What you have to do:
Sort through the data and copy the lines holding the word "Основаниями".
####################
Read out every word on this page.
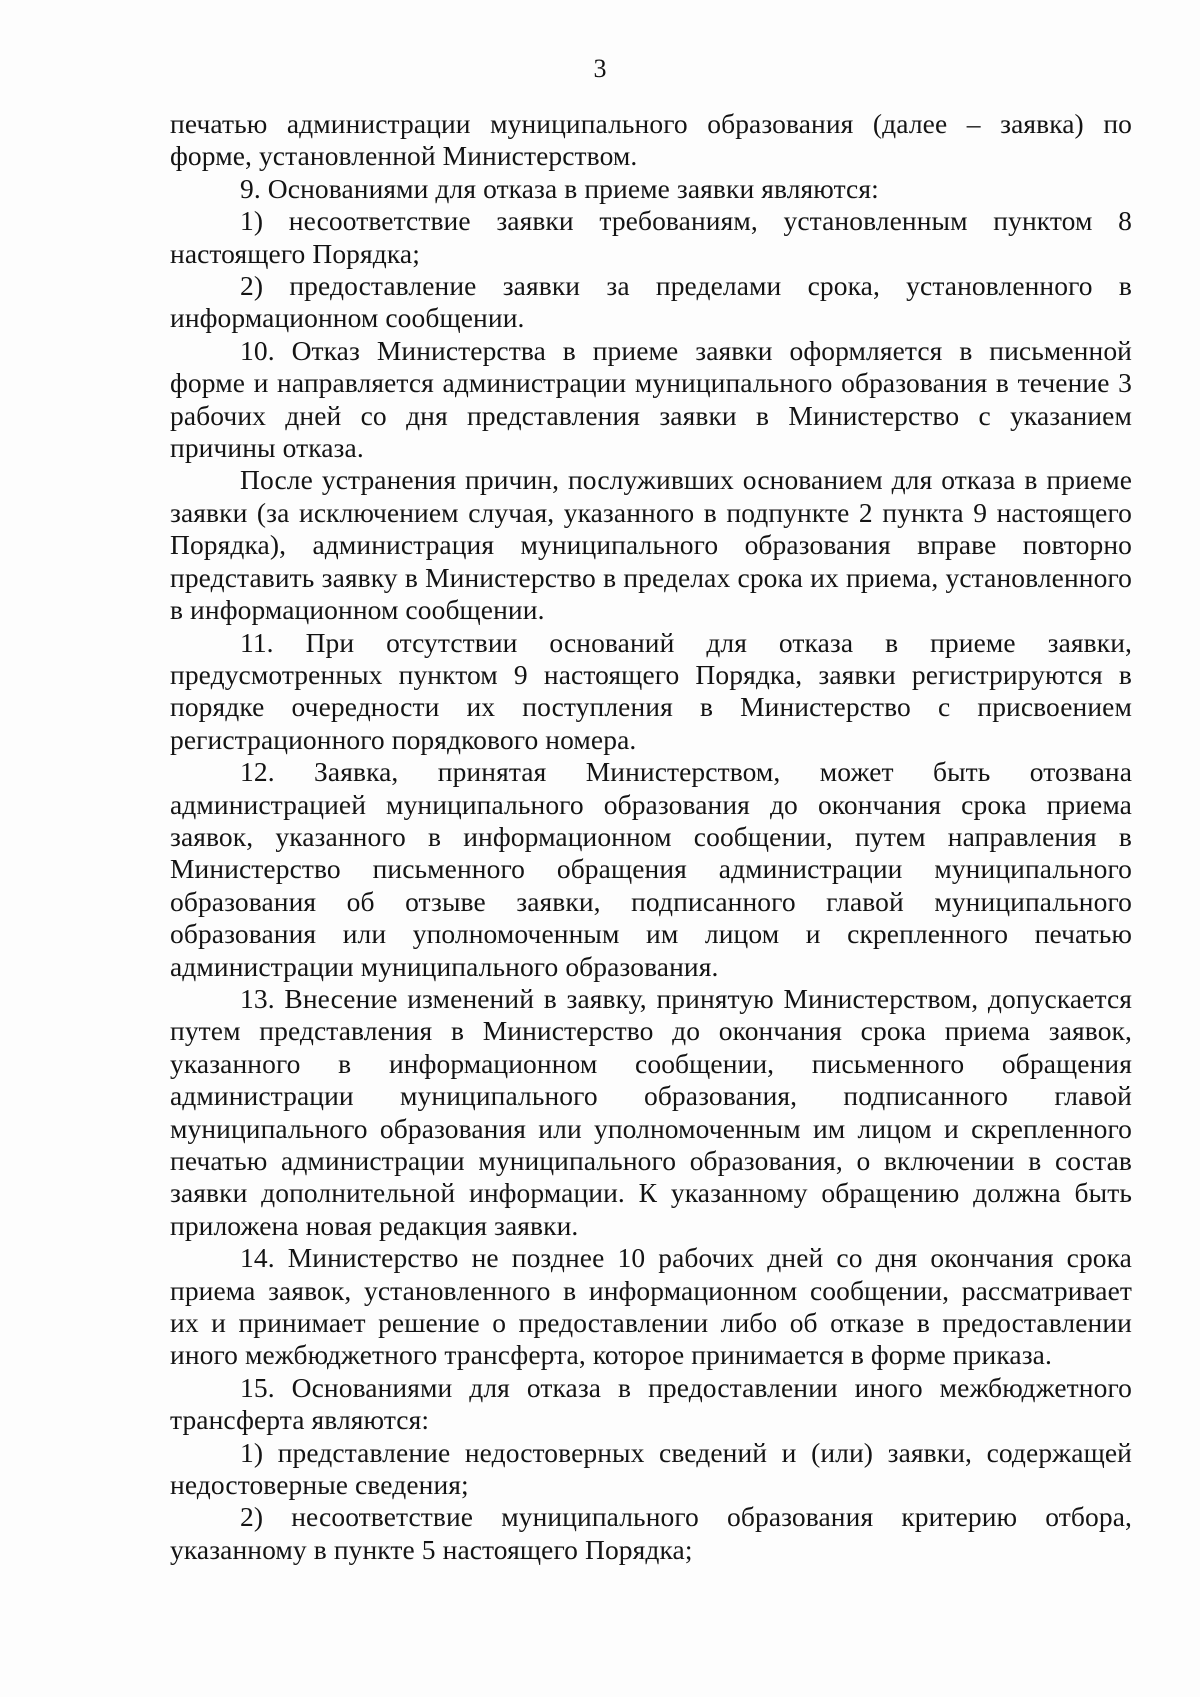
3

печатью администрации муниципального образования (далее – заявка) по форме, установленной Министерством.

9. Основаниями для отказа в приеме заявки являются:

1) несоответствие заявки требованиям, установленным пунктом 8 настоящего Порядка;

2) предоставление заявки за пределами срока, установленного в информационном сообщении.

10. Отказ Министерства в приеме заявки оформляется в письменной форме и направляется администрации муниципального образования в течение 3 рабочих дней со дня представления заявки в Министерство с указанием причины отказа.

После устранения причин, послуживших основанием для отказа в приеме заявки (за исключением случая, указанного в подпункте 2 пункта 9 настоящего Порядка), администрация муниципального образования вправе повторно представить заявку в Министерство в пределах срока их приема, установленного в информационном сообщении.

11. При отсутствии оснований для отказа в приеме заявки, предусмотренных пунктом 9 настоящего Порядка, заявки регистрируются в порядке очередности их поступления в Министерство с присвоением регистрационного порядкового номера.

12. Заявка, принятая Министерством, может быть отозвана администрацией муниципального образования до окончания срока приема заявок, указанного в информационном сообщении, путем направления в Министерство письменного обращения администрации муниципального образования об отзыве заявки, подписанного главой муниципального образования или уполномоченным им лицом и скрепленного печатью администрации муниципального образования.

13. Внесение изменений в заявку, принятую Министерством, допускается путем представления в Министерство до окончания срока приема заявок, указанного в информационном сообщении, письменного обращения администрации муниципального образования, подписанного главой муниципального образования или уполномоченным им лицом и скрепленного печатью администрации муниципального образования, о включении в состав заявки дополнительной информации. К указанному обращению должна быть приложена новая редакция заявки.

14. Министерство не позднее 10 рабочих дней со дня окончания срока приема заявок, установленного в информационном сообщении, рассматривает их и принимает решение о предоставлении либо об отказе в предоставлении иного межбюджетного трансферта, которое принимается в форме приказа.

15. Основаниями для отказа в предоставлении иного межбюджетного трансферта являются:

1) представление недостоверных сведений и (или) заявки, содержащей недостоверные сведения;

2) несоответствие муниципального образования критерию отбора, указанному в пункте 5 настоящего Порядка;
####################
Written answer:
9. Основаниями для отказа в приеме заявки являются:
15. Основаниями для отказа в предоставлении иного межбюджетного трансферта являются:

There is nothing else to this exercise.